##### Given information
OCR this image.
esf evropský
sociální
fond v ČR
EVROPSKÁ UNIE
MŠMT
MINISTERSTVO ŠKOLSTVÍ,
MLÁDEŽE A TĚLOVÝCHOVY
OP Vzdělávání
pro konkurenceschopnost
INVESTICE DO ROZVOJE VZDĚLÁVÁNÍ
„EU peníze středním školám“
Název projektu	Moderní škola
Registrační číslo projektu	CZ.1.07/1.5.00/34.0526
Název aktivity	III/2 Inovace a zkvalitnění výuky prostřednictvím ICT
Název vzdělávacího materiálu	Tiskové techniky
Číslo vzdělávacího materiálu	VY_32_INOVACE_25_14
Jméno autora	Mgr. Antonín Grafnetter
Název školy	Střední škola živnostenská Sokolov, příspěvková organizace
##########
[Problem to work on] Write out every line of the material again, exactly as it reads.

[Result]
OCR this image.
esf evropský
sociální
fond v ČR
EVROPSKÁ UNIE
MŠMT
MINISTERSTVO ŠKOLSTVÍ,
MLÁDEŽE A TĚLOVÝCHOVY
OP Vzdělávání
pro konkurenceschopnost
INVESTICE DO ROZVOJE VZDĚLÁVÁNÍ
„EU peníze středním školám“
Název projektu	Moderní škola
Registrační číslo projektu	CZ.1.07/1.5.00/34.0526
Název aktivity	III/2 Inovace a zkvalitnění výuky prostřednictvím ICT
Název vzdělávacího materiálu	Tiskové techniky
Číslo vzdělávacího materiálu	VY_32_INOVACE_25_14
Jméno autora	Mgr. Antonín Grafnetter
Název školy	Střední škola živnostenská Sokolov, příspěvková organizace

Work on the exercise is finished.